───── Raw records

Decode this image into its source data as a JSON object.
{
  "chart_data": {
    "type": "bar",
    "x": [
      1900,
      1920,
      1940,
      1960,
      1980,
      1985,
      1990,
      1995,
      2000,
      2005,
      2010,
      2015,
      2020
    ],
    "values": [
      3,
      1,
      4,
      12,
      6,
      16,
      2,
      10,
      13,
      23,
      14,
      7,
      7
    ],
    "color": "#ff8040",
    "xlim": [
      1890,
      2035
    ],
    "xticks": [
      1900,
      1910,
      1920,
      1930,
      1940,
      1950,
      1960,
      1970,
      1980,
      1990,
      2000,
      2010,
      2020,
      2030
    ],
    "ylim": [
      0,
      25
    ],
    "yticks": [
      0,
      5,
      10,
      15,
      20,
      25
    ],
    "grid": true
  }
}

──────────
───── Raw records

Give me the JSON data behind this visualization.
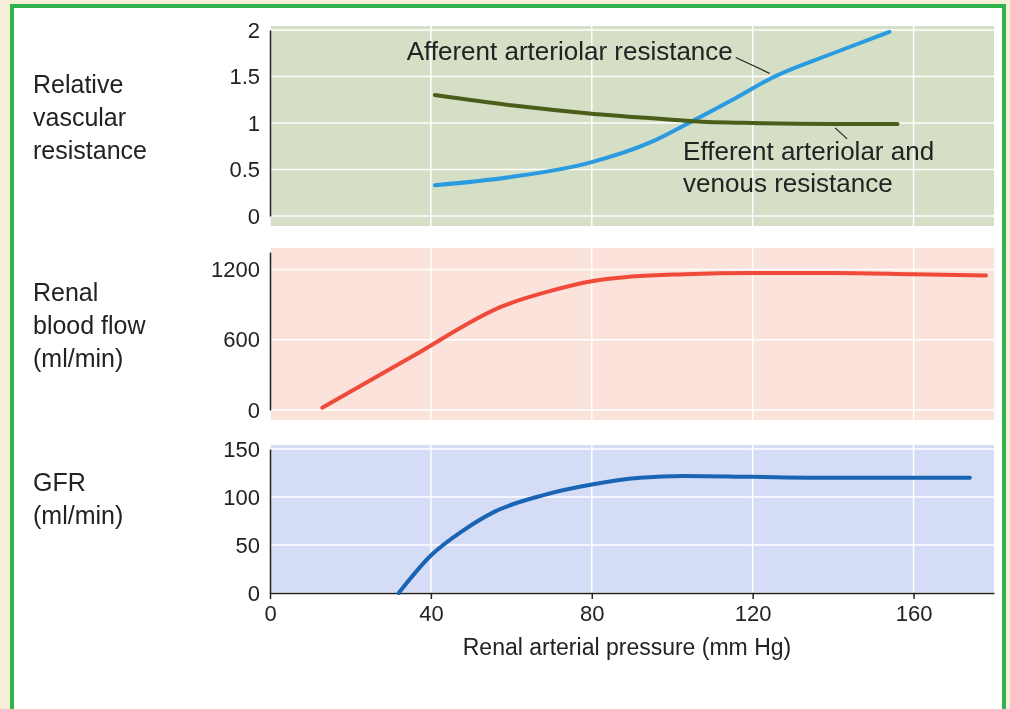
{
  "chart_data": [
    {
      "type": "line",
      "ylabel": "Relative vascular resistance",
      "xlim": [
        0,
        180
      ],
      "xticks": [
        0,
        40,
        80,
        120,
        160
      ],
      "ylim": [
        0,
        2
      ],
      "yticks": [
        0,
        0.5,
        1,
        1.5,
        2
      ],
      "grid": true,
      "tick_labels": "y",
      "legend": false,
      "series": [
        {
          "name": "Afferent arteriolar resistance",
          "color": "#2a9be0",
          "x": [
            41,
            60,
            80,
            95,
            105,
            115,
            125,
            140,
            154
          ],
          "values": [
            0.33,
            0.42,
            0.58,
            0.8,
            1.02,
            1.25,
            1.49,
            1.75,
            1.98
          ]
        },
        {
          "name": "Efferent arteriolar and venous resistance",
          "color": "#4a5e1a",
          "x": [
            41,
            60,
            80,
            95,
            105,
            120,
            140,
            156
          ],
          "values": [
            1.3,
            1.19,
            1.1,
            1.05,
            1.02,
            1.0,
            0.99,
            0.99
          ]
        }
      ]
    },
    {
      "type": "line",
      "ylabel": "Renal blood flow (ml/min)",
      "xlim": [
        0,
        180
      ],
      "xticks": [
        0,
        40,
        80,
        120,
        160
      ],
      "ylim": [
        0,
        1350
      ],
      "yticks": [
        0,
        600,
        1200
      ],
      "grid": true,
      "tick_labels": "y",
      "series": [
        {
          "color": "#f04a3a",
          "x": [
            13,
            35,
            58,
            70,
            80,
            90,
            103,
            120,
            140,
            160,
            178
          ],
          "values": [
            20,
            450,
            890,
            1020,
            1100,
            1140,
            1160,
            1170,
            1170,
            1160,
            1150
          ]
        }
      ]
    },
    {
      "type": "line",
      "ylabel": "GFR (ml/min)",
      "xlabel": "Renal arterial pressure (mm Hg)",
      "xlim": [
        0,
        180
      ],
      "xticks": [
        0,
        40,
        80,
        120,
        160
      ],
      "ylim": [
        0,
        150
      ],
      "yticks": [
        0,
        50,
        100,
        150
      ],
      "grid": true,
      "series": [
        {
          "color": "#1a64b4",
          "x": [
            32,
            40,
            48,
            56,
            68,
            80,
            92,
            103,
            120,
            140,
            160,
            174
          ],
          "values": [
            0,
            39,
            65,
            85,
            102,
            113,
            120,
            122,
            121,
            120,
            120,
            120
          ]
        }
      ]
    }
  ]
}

──────────
───── Raw records

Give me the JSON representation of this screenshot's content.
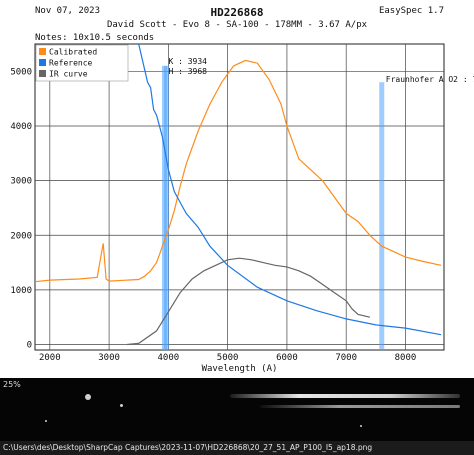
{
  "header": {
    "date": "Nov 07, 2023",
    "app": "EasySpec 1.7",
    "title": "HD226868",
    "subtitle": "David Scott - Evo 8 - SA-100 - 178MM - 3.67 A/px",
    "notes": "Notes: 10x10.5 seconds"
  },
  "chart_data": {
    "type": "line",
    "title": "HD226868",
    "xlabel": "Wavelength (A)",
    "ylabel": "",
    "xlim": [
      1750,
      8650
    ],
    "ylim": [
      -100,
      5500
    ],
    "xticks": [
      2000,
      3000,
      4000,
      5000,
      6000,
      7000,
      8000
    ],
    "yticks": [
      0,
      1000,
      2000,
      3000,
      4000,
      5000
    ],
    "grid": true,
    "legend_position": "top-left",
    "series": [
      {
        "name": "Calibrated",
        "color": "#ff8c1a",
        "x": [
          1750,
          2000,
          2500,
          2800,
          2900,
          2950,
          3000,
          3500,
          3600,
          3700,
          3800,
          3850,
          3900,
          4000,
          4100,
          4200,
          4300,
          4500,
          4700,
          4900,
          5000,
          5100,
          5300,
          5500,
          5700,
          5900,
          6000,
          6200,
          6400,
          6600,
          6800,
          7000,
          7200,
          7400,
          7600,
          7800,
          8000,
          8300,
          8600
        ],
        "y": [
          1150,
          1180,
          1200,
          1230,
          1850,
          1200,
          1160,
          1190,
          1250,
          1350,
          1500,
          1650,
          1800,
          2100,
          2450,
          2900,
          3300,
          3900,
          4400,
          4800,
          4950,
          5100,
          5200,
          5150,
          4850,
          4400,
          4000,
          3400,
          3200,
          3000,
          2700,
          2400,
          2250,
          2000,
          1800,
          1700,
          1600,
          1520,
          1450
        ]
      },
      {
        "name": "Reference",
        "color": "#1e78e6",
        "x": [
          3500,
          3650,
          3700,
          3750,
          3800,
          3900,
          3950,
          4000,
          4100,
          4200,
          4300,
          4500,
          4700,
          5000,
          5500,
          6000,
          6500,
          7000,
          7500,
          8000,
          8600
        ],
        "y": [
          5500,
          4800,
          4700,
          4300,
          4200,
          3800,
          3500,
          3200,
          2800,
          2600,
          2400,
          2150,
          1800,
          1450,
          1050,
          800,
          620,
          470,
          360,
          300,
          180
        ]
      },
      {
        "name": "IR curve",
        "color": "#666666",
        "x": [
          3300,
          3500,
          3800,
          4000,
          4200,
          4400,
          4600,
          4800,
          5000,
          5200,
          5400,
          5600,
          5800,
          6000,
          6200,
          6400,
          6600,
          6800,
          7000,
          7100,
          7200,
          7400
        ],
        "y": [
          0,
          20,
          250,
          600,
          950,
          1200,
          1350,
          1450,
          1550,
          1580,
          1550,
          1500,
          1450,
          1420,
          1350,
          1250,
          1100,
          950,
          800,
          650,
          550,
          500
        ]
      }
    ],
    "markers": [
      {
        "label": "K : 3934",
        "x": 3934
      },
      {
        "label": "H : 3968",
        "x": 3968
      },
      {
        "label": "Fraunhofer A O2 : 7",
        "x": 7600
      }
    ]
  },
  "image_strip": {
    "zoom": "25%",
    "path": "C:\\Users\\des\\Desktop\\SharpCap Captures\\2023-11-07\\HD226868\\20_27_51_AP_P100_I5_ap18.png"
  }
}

──────────

Return each line with "ylabel".

      "ylabel": "Relative vascular resistance",
      "ylabel": "Renal blood flow (ml/min)",
      "ylabel": "GFR (ml/min)",
    "ylabel": "",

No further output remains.